# Stated problem
Extract each line containing the string "source".

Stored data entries
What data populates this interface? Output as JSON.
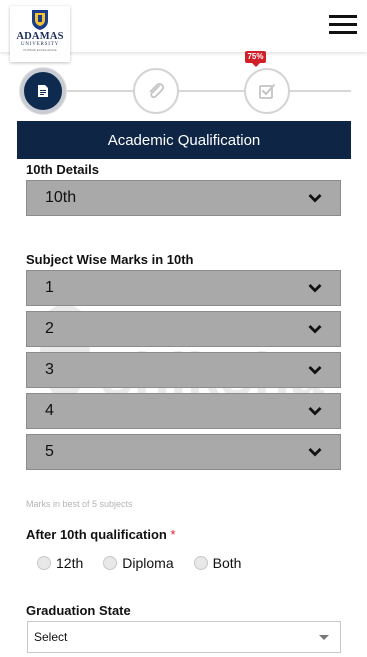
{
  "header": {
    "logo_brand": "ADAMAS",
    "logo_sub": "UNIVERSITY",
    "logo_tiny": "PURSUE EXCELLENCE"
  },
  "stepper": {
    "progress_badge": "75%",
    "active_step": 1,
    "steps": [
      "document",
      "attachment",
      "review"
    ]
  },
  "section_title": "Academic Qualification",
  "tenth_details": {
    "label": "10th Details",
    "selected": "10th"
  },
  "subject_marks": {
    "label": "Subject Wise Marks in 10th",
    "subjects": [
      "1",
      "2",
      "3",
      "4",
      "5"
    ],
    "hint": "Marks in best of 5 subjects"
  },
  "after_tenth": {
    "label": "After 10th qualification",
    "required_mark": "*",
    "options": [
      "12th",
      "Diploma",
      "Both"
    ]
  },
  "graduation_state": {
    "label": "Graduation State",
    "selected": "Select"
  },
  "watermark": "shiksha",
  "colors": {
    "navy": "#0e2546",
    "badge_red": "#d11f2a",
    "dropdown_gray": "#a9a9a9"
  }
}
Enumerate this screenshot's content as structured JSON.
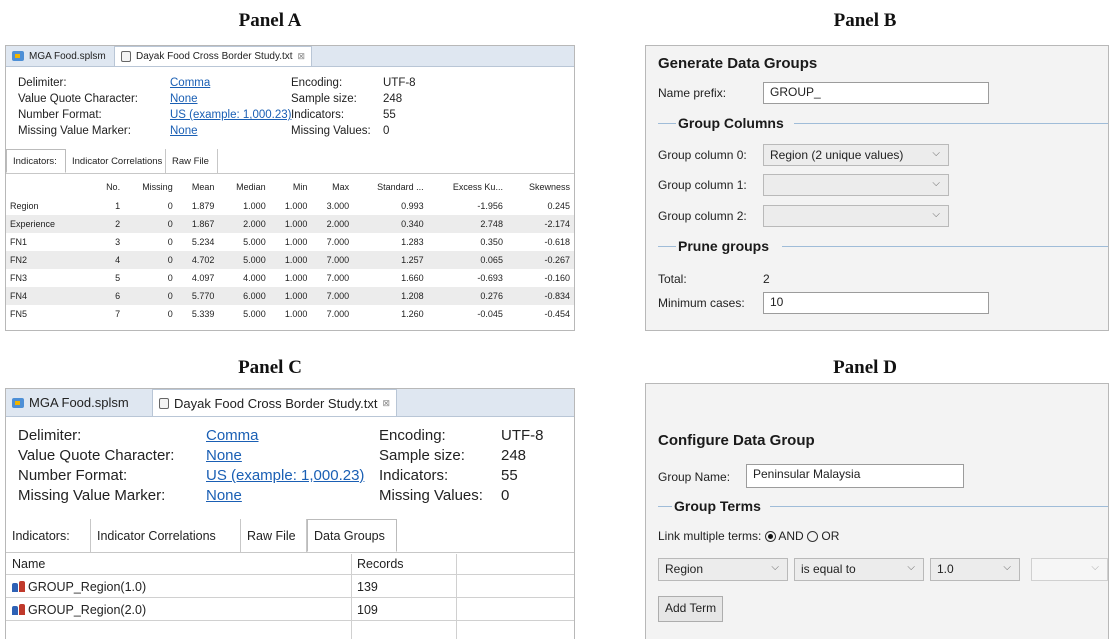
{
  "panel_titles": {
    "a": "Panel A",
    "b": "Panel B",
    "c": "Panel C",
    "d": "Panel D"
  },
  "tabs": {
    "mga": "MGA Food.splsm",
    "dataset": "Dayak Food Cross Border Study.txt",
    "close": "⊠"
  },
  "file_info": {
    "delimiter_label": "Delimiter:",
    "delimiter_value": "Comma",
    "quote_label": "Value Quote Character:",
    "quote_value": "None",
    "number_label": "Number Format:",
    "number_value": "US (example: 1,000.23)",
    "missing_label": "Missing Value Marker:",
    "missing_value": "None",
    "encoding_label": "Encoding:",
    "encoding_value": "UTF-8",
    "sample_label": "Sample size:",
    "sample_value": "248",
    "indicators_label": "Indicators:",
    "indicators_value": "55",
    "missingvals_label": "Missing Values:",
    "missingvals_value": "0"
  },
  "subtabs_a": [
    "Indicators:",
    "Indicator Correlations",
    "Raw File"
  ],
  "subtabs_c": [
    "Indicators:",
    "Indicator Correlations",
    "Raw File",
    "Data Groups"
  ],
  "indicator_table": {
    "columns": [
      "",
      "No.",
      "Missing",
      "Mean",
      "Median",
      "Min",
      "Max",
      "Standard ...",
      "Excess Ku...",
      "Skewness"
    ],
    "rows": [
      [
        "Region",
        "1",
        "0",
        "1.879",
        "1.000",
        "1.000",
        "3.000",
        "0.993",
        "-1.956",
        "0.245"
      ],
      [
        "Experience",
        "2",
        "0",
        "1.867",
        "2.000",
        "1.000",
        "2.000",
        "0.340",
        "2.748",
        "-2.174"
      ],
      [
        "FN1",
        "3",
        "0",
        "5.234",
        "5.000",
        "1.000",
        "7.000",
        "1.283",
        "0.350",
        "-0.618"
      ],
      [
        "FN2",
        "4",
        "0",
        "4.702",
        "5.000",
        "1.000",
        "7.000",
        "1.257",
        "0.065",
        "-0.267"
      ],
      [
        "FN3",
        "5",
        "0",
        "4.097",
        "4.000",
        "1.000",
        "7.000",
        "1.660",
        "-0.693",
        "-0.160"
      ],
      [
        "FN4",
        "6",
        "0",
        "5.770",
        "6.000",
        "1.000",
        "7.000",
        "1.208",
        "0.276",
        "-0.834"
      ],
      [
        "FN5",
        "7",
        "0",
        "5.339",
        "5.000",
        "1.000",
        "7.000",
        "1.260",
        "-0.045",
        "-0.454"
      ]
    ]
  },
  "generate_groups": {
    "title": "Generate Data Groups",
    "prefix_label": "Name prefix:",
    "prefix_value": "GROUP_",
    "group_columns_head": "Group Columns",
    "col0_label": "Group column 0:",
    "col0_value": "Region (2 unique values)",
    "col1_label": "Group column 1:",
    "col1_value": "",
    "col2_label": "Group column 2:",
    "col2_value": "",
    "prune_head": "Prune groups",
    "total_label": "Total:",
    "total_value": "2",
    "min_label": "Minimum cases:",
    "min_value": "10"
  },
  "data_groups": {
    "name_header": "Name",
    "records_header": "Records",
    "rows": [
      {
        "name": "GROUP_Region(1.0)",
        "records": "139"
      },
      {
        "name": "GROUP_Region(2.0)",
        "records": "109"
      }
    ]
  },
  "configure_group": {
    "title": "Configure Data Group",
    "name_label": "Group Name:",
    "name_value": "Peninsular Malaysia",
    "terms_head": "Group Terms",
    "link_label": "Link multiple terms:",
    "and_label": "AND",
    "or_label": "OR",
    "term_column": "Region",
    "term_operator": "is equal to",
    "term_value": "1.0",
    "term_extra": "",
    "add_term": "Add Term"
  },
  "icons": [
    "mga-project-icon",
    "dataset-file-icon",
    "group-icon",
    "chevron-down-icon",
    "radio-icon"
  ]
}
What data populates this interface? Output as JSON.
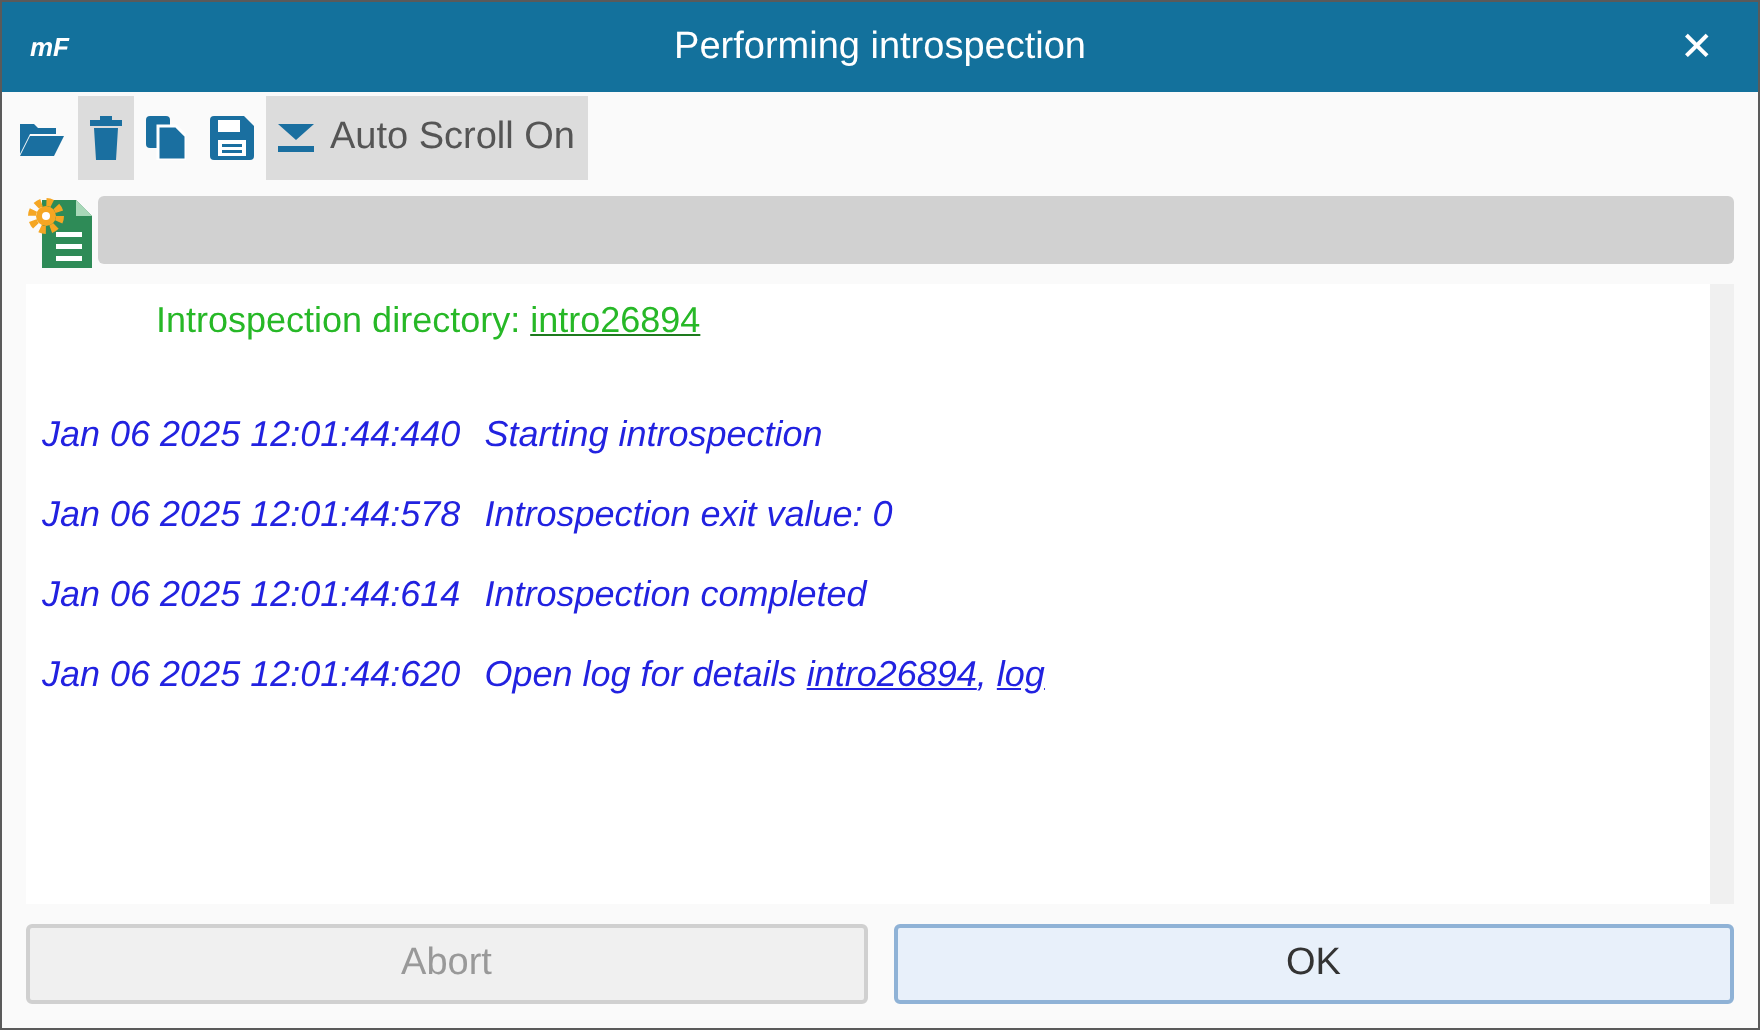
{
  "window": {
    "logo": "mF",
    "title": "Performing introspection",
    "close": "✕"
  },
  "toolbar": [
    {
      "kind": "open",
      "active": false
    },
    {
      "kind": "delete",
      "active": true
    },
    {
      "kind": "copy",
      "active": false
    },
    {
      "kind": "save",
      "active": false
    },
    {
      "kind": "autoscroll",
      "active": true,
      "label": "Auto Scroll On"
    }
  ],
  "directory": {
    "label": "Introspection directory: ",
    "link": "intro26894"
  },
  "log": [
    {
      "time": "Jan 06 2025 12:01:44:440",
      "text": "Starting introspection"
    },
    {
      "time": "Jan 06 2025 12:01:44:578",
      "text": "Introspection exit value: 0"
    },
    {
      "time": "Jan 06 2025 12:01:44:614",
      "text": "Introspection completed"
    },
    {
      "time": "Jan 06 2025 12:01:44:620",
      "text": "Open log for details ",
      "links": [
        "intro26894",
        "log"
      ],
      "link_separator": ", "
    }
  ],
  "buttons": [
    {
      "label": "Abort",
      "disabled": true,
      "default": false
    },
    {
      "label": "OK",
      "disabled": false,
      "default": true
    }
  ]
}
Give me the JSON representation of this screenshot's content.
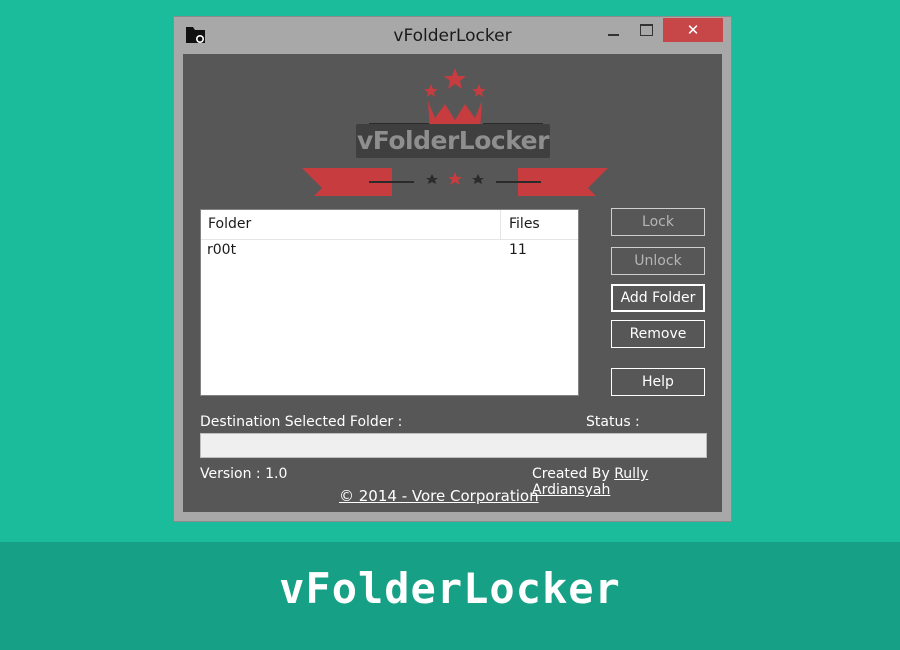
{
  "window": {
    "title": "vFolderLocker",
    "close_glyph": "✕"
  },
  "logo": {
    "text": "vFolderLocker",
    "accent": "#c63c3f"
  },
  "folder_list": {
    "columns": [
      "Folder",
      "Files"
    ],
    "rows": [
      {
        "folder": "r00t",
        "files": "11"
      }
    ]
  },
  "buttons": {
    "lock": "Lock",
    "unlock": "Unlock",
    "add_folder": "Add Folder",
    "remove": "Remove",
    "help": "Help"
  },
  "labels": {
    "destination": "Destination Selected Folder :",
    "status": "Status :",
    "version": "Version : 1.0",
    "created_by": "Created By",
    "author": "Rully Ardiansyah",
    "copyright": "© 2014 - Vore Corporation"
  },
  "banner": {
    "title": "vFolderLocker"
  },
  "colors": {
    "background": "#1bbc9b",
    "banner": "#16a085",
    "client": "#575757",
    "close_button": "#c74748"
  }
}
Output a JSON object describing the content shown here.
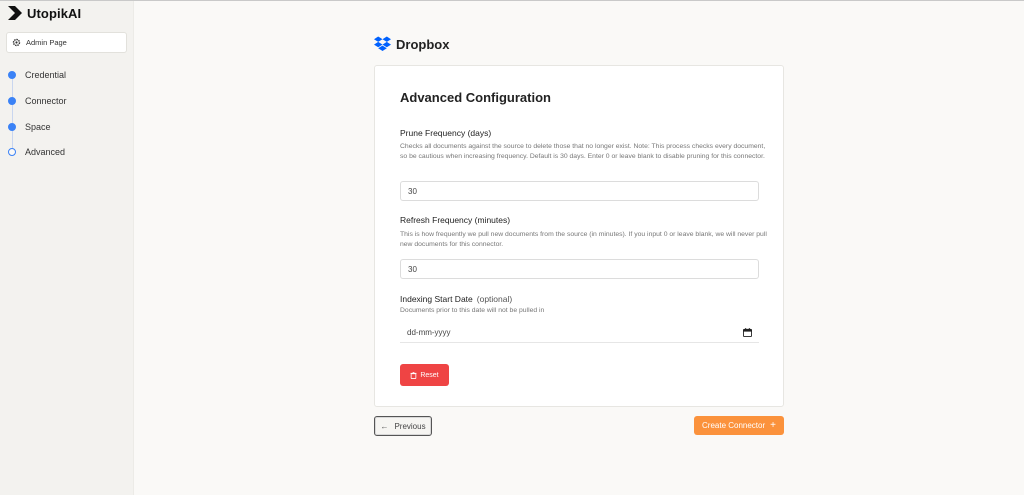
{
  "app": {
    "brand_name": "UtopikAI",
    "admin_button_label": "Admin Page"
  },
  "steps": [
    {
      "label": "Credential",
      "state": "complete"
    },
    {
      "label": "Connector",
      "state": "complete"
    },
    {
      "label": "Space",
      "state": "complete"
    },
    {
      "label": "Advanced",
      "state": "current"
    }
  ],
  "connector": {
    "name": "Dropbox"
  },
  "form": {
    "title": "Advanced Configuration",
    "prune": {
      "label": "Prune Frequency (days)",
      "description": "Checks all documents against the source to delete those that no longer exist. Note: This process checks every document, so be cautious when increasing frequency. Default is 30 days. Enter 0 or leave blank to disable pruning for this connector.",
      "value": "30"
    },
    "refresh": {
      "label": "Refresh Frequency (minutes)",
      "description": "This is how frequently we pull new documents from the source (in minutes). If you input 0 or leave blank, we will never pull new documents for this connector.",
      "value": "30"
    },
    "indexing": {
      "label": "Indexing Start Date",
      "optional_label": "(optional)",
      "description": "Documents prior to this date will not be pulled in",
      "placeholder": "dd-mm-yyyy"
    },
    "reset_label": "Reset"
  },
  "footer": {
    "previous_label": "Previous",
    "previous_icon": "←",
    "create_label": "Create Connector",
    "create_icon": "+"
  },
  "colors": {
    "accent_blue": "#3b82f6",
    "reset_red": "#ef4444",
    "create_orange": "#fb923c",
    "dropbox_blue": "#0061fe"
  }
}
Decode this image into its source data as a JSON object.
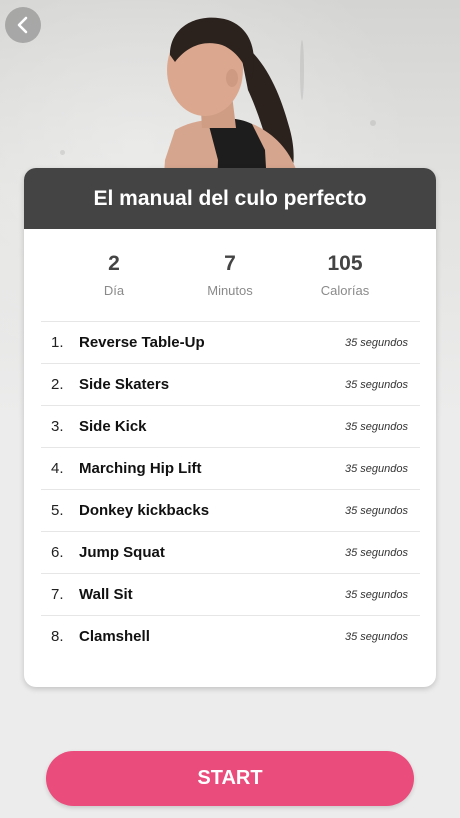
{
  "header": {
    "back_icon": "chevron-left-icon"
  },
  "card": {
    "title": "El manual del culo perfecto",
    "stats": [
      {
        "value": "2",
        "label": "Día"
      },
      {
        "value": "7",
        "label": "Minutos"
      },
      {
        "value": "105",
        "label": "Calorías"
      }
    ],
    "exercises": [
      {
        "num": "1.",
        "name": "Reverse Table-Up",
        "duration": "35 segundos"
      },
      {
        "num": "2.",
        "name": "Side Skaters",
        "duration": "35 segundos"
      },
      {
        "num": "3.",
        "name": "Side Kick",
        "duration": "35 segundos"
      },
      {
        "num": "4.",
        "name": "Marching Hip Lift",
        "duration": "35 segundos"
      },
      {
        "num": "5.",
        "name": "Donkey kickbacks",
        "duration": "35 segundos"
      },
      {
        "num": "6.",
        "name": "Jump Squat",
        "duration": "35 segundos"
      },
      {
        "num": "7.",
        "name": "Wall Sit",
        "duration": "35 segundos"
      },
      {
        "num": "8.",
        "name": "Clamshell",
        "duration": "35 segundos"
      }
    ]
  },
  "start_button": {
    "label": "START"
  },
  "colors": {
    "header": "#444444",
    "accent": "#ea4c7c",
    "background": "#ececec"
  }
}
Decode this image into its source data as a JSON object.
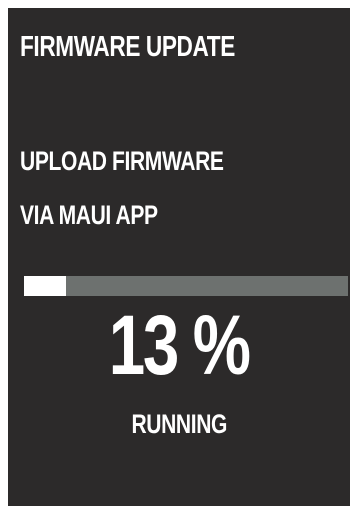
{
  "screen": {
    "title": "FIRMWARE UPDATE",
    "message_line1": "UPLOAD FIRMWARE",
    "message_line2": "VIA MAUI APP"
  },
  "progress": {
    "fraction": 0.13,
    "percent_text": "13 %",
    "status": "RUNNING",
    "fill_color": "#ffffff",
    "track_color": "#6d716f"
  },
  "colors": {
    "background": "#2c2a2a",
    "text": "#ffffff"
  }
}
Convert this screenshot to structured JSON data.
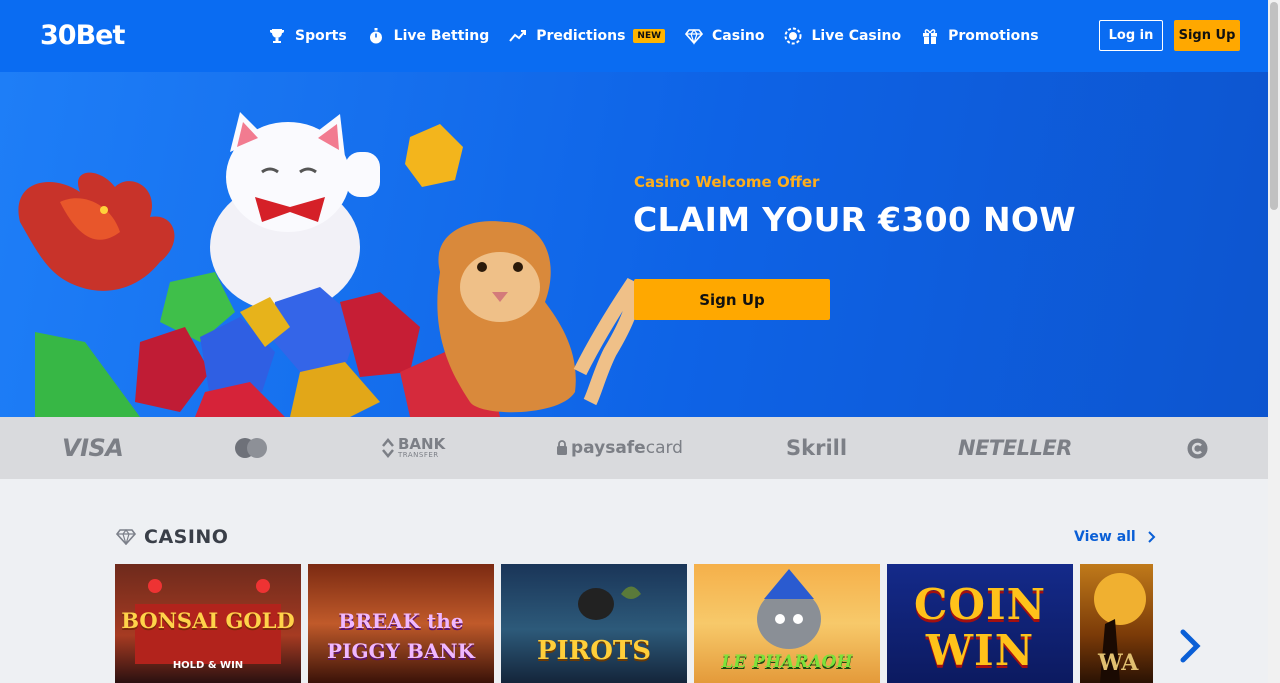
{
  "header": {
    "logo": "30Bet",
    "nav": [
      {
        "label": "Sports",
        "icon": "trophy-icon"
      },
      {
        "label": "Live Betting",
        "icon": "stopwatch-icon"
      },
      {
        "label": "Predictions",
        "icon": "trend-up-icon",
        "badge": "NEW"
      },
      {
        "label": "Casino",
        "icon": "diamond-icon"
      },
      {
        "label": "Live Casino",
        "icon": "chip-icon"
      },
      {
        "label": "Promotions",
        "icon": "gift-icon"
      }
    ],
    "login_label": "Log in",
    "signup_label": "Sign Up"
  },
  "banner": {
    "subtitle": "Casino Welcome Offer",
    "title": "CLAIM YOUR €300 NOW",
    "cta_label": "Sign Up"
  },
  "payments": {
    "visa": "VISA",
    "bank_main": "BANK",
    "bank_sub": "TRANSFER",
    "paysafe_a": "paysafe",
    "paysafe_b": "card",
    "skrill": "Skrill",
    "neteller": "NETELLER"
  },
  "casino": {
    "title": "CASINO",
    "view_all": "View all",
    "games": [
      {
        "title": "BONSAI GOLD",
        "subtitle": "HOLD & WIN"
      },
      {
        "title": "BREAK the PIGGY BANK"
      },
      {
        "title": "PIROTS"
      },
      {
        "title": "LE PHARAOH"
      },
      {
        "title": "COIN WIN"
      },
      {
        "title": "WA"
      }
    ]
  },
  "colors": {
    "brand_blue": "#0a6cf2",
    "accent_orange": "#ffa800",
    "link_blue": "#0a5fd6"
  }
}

# Completed task
      "description": "Checks all documents against the source to delete those that no longer exist. Note: This process checks every document, so be cautious when increasing frequency. Default is 30 days. Enter 0 or leave blank to disable pruning for this connector.",
      "description": "This is how frequently we pull new documents from the source (in minutes). If you input 0 or leave blank, we will never pull new documents for this connector.",
Decode this image into its source data as a JSON object.
Decode this image into its source data as a JSON object.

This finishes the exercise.